■ **Task requirements**
Your task is to repeat the listing exactly.

■ **Task material**

--- Begin ---

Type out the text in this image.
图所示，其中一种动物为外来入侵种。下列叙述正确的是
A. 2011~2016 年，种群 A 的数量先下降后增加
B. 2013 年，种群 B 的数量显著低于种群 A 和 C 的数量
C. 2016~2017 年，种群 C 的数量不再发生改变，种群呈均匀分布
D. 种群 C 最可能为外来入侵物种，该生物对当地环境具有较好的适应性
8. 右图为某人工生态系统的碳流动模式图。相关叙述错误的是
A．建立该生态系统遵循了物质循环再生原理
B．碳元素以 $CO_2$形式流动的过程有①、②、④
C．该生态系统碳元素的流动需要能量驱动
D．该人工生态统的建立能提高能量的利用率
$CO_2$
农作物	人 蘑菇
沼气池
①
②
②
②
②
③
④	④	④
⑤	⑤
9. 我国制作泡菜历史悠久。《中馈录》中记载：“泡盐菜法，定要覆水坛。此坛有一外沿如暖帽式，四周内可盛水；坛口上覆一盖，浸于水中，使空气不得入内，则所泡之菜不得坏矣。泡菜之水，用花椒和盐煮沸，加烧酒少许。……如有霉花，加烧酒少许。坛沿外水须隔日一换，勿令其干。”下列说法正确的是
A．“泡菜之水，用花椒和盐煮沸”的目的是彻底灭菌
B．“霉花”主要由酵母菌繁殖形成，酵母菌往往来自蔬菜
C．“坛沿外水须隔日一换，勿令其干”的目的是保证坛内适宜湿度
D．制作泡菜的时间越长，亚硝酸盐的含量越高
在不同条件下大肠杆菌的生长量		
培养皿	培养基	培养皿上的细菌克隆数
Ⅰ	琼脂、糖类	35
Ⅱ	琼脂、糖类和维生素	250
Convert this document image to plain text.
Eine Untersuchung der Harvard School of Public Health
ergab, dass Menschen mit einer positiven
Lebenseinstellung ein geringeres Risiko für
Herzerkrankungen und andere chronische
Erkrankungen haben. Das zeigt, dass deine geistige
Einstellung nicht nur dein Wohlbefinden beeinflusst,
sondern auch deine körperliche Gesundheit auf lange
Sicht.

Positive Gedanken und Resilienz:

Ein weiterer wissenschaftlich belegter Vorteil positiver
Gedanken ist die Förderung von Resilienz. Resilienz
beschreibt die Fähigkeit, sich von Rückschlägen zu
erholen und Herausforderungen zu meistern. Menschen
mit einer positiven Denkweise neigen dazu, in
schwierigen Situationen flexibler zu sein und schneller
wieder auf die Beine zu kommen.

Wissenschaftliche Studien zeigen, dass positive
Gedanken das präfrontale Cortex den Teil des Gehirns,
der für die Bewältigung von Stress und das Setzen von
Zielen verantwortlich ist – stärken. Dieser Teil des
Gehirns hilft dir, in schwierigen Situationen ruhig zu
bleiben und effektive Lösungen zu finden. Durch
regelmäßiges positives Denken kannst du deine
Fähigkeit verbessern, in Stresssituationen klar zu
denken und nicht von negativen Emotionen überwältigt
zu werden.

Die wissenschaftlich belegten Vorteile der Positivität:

--- End ---

■ **Completed exercise**
Type out the text in this image.
图所示，其中一种动物为外来入侵种。下列叙述正确的是
A. 2011~2016 年，种群 A 的数量先下降后增加
B. 2013 年，种群 B 的数量显著低于种群 A 和 C 的数量
C. 2016~2017 年，种群 C 的数量不再发生改变，种群呈均匀分布
D. 种群 C 最可能为外来入侵物种，该生物对当地环境具有较好的适应性
8. 右图为某人工生态系统的碳流动模式图。相关叙述错误的是
A．建立该生态系统遵循了物质循环再生原理
B．碳元素以 $CO_2$形式流动的过程有①、②、④
C．该生态系统碳元素的流动需要能量驱动
D．该人工生态统的建立能提高能量的利用率
$CO_2$
农作物	人 蘑菇
沼气池
①
②
②
②
②
③
④	④	④
⑤	⑤
9. 我国制作泡菜历史悠久。《中馈录》中记载：“泡盐菜法，定要覆水坛。此坛有一外沿如暖帽式，四周内可盛水；坛口上覆一盖，浸于水中，使空气不得入内，则所泡之菜不得坏矣。泡菜之水，用花椒和盐煮沸，加烧酒少许。……如有霉花，加烧酒少许。坛沿外水须隔日一换，勿令其干。”下列说法正确的是
A．“泡菜之水，用花椒和盐煮沸”的目的是彻底灭菌
B．“霉花”主要由酵母菌繁殖形成，酵母菌往往来自蔬菜
C．“坛沿外水须隔日一换，勿令其干”的目的是保证坛内适宜湿度
D．制作泡菜的时间越长，亚硝酸盐的含量越高
在不同条件下大肠杆菌的生长量		
培养皿	培养基	培养皿上的细菌克隆数
Ⅰ	琼脂、糖类	35
Ⅱ	琼脂、糖类和维生素	250
Convert this document image to plain text.
Eine Untersuchung der Harvard School of Public Health
ergab, dass Menschen mit einer positiven
Lebenseinstellung ein geringeres Risiko für
Herzerkrankungen und andere chronische
Erkrankungen haben. Das zeigt, dass deine geistige
Einstellung nicht nur dein Wohlbefinden beeinflusst,
sondern auch deine körperliche Gesundheit auf lange
Sicht.

Positive Gedanken und Resilienz:

Ein weiterer wissenschaftlich belegter Vorteil positiver
Gedanken ist die Förderung von Resilienz. Resilienz
beschreibt die Fähigkeit, sich von Rückschlägen zu
erholen und Herausforderungen zu meistern. Menschen
mit einer positiven Denkweise neigen dazu, in
schwierigen Situationen flexibler zu sein und schneller
wieder auf die Beine zu kommen.

Wissenschaftliche Studien zeigen, dass positive
Gedanken das präfrontale Cortex den Teil des Gehirns,
der für die Bewältigung von Stress und das Setzen von
Zielen verantwortlich ist – stärken. Dieser Teil des
Gehirns hilft dir, in schwierigen Situationen ruhig zu
bleiben und effektive Lösungen zu finden. Durch
regelmäßiges positives Denken kannst du deine
Fähigkeit verbessern, in Stresssituationen klar zu
denken und nicht von negativen Emotionen überwältigt
zu werden.

Die wissenschaftlich belegten Vorteile der Positivität:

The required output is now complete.